**Objective**
Extract each line bearing the word "侦测与描述影像中的局部性特征".

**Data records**
★ ★ ★

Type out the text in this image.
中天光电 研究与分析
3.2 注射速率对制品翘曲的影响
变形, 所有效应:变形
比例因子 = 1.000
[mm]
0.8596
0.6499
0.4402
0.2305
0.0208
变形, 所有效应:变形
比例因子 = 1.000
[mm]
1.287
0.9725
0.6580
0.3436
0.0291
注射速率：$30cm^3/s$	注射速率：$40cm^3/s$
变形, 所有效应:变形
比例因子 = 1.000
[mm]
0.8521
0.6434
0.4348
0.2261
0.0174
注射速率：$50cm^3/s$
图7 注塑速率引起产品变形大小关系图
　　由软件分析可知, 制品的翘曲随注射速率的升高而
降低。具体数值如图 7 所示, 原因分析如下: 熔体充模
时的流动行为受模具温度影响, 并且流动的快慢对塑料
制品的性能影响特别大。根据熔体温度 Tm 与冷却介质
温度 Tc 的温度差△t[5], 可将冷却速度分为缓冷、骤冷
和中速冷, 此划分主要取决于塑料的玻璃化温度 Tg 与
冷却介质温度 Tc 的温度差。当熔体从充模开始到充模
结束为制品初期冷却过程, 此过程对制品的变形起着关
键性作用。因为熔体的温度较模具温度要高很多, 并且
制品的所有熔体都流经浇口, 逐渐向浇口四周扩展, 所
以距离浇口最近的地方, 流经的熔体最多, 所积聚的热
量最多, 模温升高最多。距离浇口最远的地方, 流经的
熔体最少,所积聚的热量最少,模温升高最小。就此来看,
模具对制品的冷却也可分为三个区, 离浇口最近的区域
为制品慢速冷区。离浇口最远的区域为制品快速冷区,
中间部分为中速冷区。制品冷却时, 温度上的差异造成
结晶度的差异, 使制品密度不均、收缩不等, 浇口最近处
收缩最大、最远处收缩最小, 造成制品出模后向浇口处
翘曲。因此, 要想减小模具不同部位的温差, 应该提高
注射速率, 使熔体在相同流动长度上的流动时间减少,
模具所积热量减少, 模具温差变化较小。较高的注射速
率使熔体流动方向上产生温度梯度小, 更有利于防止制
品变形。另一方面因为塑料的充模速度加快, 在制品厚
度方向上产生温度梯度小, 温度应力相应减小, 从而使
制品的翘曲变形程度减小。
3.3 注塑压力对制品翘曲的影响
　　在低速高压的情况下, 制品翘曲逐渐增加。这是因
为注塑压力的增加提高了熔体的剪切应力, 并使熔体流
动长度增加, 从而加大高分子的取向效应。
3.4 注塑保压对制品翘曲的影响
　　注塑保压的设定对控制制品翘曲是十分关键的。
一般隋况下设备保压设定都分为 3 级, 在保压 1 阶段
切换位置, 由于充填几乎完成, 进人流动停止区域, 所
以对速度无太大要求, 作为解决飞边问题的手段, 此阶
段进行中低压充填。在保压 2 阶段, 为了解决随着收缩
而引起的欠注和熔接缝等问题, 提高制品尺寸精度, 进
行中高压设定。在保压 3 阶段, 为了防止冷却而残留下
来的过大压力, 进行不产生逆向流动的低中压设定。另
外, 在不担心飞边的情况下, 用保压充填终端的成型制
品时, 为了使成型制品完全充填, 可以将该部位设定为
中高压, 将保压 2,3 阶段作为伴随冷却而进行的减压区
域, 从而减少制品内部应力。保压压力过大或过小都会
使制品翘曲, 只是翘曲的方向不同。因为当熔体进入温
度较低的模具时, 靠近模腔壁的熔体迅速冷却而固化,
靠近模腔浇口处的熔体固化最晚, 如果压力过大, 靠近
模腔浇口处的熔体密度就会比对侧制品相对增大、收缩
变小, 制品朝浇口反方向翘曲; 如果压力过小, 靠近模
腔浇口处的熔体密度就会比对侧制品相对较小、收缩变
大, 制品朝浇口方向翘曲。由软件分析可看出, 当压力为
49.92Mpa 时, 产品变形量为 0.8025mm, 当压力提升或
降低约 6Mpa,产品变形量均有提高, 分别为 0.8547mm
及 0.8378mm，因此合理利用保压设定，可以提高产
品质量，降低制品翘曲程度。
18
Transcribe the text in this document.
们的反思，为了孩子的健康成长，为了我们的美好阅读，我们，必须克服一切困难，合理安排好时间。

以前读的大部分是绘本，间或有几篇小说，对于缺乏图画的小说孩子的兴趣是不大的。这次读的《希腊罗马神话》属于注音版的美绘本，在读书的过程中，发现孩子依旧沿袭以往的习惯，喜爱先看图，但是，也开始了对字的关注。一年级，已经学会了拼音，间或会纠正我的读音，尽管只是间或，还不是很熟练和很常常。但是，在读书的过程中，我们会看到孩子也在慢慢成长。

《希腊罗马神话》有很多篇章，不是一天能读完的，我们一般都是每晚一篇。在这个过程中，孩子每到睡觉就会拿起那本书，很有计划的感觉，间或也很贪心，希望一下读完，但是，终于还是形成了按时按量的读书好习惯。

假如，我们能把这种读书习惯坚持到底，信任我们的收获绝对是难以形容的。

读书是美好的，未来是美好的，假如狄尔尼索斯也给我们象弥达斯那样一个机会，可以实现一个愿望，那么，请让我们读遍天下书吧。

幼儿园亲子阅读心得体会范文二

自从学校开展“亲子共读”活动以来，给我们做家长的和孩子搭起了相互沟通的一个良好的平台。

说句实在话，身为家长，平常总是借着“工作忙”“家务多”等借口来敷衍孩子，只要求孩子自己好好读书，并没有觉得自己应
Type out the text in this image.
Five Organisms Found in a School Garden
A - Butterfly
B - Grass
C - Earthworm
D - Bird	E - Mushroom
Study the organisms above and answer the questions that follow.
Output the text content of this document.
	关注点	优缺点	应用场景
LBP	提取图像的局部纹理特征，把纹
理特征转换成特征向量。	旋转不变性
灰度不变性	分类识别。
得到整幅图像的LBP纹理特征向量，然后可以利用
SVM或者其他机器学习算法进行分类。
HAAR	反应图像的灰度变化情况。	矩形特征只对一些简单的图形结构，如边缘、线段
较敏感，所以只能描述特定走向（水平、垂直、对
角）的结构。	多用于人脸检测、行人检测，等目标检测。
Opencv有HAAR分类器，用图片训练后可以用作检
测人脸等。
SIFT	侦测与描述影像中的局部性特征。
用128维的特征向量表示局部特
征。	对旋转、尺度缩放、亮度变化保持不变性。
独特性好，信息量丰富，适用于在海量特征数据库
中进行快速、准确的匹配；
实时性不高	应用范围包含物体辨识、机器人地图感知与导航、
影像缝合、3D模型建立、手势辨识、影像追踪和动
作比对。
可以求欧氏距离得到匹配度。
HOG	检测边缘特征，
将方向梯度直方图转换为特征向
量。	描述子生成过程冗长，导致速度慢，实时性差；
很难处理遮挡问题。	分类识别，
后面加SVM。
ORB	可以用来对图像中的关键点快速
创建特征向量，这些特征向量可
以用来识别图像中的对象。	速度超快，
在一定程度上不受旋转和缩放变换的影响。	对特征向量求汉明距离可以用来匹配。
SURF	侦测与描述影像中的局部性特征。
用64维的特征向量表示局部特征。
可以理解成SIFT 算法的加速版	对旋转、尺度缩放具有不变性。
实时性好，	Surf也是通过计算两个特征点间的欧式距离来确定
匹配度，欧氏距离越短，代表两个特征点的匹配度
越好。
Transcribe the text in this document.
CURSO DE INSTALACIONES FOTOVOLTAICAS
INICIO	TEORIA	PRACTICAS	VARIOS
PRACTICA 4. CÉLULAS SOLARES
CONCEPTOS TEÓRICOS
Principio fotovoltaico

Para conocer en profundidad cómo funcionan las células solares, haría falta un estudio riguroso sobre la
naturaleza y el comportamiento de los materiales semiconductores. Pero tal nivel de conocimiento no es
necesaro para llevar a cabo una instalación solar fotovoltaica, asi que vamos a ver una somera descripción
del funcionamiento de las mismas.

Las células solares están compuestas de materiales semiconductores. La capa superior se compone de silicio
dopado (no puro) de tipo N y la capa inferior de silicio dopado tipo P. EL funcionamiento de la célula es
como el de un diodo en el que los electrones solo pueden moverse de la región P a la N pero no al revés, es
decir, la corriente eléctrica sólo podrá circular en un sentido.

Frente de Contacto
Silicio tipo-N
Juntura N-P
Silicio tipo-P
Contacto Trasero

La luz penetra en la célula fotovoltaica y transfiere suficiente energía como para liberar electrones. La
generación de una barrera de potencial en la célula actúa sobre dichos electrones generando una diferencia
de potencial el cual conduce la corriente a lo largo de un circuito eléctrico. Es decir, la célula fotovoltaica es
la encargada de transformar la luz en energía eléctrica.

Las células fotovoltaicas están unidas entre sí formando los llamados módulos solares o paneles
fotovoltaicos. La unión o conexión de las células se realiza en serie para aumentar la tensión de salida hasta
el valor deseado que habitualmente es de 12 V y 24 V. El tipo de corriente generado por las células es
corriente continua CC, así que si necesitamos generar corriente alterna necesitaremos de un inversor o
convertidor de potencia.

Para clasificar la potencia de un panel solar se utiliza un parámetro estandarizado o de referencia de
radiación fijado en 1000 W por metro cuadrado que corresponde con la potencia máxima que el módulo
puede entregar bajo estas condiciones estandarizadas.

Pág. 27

★ ★ ★

**Output**
SIFT	侦测与描述影像中的局部性特征。
SURF	侦测与描述影像中的局部性特征。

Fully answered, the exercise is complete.